Çünkü fikirler tecrit edilemez. Sayın Öcalan’ın savunmalarını okuyan ve fikirleriyle tanışan herkes, Türkiye ve Ortadoğu başta olmak üzere dünya sorunlarına getirdiği çözümlerle de tanışıyor. Bu sadece Kürt sorununun çözümünü değil, başta İsrail-Filistin sorunu olmak üzere Ortadoğu ve dünya sorunlarına da çözüm getiriyor. Kapitalist modernitenin dünyada ve bölgede yol açtığı kriz, kaos ve çatışmalara karşı alternatif ve birleştirici demokratik modernite sistemini inşa etti. Tüm halkların özgür, eşit ve gönüllü demokratik birliğine dayalı; ezilen sınıfların, kadınların, ekolojik, dini ve kültürel hareketlerin antikapitalist mücadelesinde bir ilham kaynağı oldu. Nobel Barış Ödülü alan yüze yakın fikir insanında karşılık bulması başta olmak üzere, antikapitalist mücadele yürüten kişilere, örgütlenmelere de kaynaklık etmektedir. Bu da gösteriyor ki tecrit ne kadar derin olursa olsun hiçbir güç fikirlere hükmedemez. Fikirlerin tecrit duvarlarını kırarak milyonlara ulaşmasının tipik örneğidir İmralı gerçeği. Tecrit uygulamalarına karşı verilen sosyal ve siyasal mücadele elbette önemliydi. Bununla birlikte o en ağır ve amansız koşullarda Sayın Öcalan’ın kendi öz gücüyle, zihin, fikir ve manevi direnişle bu politikaları boşa çıkarmayı başardığı bir gerçektir. Bununla da sınırlı kalmayıp bütün sorunların kaynağı kapitalist modernite dünya sistemine alternatif demokratik modernite dünya sistemini inşa ettiğine de tanıklık ettik.
 
Son yıllardaki eylem ve etkinliklerde tek bir talep öne çıkıyor. O da Öcalan'ın fiziki özgürlüğü. Barış ve Demokratik Toplum Süreci'ni de düşünürsek eğer, Abdullah Öcalan'ın fiziki özgürlüğünün sağlanması bölgeyi nasıl etkiler? Bunun sonuçları ne olur?

Bir veri kümesinden kayıtlar:
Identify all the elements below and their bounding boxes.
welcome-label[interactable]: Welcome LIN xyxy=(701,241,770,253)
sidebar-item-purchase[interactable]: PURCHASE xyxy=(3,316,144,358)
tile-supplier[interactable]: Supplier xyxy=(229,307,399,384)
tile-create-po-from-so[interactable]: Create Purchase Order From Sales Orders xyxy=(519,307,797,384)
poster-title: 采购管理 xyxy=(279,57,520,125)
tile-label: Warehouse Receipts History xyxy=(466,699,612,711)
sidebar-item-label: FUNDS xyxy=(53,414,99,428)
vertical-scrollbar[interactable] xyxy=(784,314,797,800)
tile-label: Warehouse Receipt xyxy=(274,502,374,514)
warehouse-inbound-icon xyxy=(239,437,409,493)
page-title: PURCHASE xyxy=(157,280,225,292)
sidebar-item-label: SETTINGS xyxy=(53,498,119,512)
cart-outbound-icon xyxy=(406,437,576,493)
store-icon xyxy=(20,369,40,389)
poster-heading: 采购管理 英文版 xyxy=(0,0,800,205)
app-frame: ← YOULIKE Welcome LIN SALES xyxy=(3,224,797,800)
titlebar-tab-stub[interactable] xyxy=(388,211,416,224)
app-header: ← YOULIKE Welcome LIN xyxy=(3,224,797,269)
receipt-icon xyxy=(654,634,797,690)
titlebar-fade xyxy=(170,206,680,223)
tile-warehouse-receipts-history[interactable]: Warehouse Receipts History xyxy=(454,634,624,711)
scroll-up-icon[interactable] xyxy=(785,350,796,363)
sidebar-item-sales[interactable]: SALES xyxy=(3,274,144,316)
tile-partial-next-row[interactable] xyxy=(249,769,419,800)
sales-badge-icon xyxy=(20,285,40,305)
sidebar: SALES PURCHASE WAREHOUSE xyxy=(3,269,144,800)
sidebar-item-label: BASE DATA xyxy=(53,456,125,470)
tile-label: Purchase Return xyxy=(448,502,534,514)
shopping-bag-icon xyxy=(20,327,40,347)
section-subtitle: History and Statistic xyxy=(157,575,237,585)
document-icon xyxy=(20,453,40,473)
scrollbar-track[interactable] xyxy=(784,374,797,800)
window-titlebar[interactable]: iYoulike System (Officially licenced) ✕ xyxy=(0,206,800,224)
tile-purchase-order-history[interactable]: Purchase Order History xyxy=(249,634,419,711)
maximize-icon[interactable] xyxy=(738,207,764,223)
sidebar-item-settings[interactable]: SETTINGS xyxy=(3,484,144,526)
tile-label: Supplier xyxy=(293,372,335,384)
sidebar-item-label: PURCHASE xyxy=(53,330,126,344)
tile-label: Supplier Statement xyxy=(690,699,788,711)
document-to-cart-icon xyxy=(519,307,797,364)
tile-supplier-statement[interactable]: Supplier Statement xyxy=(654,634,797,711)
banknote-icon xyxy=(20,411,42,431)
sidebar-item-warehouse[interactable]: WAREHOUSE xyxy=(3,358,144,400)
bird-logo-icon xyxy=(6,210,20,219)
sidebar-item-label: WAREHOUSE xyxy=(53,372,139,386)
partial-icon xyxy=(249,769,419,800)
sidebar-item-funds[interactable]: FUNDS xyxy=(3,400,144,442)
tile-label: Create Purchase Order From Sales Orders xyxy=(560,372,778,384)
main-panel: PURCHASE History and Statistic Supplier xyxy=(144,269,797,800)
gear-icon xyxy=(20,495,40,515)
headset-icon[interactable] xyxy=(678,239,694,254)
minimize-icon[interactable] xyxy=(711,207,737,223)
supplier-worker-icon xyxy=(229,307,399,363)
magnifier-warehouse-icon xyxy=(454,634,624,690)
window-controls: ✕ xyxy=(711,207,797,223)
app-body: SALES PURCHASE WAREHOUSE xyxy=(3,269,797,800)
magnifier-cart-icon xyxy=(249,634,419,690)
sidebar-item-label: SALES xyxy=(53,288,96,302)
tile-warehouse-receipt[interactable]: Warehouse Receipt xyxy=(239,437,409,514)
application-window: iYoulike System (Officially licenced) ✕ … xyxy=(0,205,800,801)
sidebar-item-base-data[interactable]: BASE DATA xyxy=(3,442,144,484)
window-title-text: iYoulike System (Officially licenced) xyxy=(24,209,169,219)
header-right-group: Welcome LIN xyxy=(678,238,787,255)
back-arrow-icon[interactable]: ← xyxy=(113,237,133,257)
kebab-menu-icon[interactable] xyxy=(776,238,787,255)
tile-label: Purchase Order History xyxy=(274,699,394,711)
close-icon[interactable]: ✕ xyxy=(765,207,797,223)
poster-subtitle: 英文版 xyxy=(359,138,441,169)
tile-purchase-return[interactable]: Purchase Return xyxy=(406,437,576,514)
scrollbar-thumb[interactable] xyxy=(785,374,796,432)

...

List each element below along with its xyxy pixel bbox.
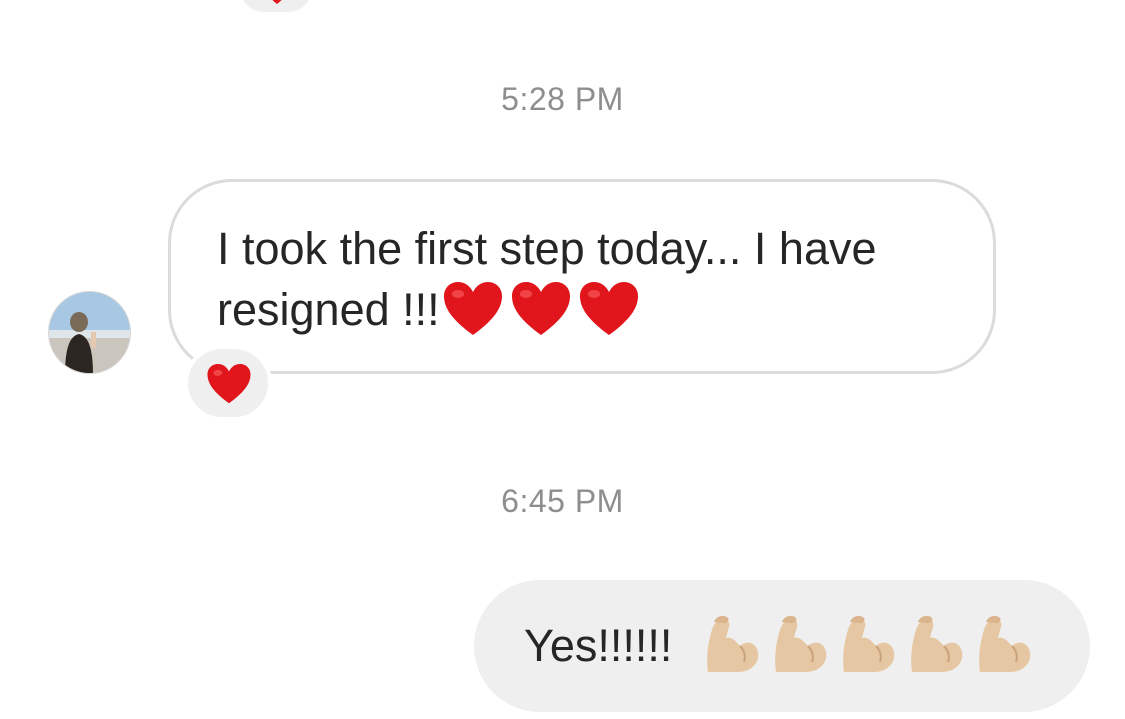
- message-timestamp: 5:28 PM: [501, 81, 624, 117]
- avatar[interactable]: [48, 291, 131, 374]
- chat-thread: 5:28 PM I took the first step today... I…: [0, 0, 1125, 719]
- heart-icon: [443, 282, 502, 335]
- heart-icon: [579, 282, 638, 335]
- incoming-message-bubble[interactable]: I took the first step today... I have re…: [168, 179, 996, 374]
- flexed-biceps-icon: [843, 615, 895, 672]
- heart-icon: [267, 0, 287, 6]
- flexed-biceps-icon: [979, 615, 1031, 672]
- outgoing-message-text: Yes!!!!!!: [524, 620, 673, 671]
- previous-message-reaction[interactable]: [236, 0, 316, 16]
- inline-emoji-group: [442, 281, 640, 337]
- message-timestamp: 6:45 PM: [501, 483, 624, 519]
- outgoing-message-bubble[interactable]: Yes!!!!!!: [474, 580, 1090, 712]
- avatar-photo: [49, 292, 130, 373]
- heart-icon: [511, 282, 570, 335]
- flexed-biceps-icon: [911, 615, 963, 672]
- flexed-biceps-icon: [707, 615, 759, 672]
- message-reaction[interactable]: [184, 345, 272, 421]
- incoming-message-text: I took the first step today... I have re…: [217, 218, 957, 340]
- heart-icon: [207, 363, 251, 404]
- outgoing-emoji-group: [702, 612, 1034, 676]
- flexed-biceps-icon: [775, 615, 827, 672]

---

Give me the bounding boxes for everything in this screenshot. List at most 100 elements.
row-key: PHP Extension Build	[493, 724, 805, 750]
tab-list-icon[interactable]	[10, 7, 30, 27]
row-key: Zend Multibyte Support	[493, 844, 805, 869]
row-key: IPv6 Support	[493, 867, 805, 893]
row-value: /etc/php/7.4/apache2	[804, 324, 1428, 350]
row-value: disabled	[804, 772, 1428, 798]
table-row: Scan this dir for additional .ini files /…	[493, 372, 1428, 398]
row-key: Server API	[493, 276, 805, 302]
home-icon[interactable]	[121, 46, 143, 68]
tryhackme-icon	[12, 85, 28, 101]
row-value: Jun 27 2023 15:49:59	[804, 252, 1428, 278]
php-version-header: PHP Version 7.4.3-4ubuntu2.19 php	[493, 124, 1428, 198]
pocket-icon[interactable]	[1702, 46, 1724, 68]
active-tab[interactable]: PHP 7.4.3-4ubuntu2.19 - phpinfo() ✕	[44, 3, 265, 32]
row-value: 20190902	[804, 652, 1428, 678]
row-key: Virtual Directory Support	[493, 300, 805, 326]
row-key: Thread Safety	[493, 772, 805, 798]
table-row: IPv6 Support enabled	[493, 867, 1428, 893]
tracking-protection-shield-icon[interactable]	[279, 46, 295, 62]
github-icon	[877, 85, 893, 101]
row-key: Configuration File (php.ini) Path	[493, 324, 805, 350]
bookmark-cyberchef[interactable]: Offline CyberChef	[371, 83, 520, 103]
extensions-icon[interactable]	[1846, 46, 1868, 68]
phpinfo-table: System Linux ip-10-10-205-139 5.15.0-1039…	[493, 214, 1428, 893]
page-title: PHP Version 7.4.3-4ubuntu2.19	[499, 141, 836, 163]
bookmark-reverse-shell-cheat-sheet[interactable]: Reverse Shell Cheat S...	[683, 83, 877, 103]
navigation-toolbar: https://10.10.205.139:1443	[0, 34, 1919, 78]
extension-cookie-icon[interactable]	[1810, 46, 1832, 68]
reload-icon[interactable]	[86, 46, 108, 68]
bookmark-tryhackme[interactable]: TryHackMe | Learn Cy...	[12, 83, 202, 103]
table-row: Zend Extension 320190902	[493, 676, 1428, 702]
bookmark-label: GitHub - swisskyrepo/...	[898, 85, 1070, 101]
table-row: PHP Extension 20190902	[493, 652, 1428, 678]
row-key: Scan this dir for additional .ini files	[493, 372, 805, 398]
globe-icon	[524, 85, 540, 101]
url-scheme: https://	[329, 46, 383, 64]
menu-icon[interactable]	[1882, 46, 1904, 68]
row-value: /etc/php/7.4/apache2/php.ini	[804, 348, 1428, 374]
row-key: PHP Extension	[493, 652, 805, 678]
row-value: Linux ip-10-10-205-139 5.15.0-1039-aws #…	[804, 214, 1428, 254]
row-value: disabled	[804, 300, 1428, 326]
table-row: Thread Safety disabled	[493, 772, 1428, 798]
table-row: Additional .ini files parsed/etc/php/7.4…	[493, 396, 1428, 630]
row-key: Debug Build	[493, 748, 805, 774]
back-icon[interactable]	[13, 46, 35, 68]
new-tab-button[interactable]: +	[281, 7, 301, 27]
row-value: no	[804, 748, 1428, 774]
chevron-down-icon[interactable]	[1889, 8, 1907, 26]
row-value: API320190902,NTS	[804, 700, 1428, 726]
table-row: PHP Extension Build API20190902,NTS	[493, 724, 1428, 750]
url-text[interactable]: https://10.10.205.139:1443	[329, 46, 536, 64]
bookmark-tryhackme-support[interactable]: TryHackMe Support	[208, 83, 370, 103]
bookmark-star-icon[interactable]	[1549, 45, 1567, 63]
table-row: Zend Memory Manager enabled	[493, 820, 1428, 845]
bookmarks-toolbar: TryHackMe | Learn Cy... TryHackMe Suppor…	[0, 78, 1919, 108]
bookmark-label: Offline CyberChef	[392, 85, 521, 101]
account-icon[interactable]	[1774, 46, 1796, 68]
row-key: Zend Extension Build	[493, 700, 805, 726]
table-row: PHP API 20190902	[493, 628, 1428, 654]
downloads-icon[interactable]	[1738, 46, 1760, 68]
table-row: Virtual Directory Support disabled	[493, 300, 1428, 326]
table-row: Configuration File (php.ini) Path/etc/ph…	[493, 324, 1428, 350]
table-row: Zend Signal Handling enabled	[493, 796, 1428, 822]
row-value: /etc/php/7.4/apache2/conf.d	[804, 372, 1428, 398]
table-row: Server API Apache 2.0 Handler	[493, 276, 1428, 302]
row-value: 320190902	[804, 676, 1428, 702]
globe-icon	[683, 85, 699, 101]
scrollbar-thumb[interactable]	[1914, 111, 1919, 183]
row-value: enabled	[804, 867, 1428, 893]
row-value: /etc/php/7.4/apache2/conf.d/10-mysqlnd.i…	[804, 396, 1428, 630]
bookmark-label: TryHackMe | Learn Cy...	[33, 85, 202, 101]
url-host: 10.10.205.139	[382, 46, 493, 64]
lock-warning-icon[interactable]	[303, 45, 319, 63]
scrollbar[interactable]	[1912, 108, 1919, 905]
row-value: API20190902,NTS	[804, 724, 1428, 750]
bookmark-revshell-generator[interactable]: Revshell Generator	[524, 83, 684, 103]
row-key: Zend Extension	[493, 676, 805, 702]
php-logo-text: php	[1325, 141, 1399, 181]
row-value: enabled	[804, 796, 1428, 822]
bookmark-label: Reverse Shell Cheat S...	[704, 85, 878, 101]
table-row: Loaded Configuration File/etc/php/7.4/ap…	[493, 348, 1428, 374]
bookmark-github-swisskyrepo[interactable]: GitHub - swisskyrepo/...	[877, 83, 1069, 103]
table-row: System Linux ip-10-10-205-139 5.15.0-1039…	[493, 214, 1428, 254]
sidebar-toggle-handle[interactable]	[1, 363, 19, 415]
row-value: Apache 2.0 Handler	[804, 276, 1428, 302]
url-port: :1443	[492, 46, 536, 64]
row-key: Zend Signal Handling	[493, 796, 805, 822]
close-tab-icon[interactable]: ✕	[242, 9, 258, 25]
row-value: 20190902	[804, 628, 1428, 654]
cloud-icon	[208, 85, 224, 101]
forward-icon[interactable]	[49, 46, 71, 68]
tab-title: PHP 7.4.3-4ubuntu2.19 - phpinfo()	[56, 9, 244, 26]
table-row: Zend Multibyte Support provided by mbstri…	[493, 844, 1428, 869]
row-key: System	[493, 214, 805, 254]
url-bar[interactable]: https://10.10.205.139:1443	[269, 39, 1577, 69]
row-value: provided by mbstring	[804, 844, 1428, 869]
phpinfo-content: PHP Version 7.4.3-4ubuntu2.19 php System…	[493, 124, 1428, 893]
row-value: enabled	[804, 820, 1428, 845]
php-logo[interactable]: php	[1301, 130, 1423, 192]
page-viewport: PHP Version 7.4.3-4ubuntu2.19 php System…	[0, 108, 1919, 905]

### [Görevler]
1. Öcalan'ın fikirlerini anlatan metne göre bu fikirler, Nobel Barış Ödülü almış kaç civarında fikir insanında karşılık bulmuş?
2. Öcalan'ın fikirlerini anlatan metni, son cümlesinin ardından sürdürün.
Veri kümesindeki satırların burada hiçbir rolü yok.

### [Görevlerin yanıtları]
1. Yüze yakın fikir insanında.

2.
Sayın Öcalan’ın İmralı öncesi ve İmralı sürecinde ortaya koyduğu demokratik çözüm ve barış, halklar lehine olan demokratik birlik ve demokratik ulusçuluk ile Ortadoğu ve dünya demokratik uluslar birliği fikri, herkesin hatta hükümetlerin ve devletlerin de yararınadır. Bazen öyle tarihsel anlar oluyor ki bütün yerel ve evrensel sorunların çözüm yolları tek kişide kesişebiliyor. Sayın Öcalan’ın konumu böyledir. O, kapitalist modernite dünya sisteminin tutsağıdır, dolayısıyla yanıtı da yerel olduğu kadar kapitalist dünya sistemine karşı evrensel bir karakter taşıyor. Bir yanı Kürt sorununu herkes yararına demokratik birlik anlayışıyla çözen bir konumu temsil ederken, diğer yanı kapitalist modernitenin ateşe attığı bölgeye ve dünyaya gerçek barışı getiren çözüm perspektifleri olmaktadır.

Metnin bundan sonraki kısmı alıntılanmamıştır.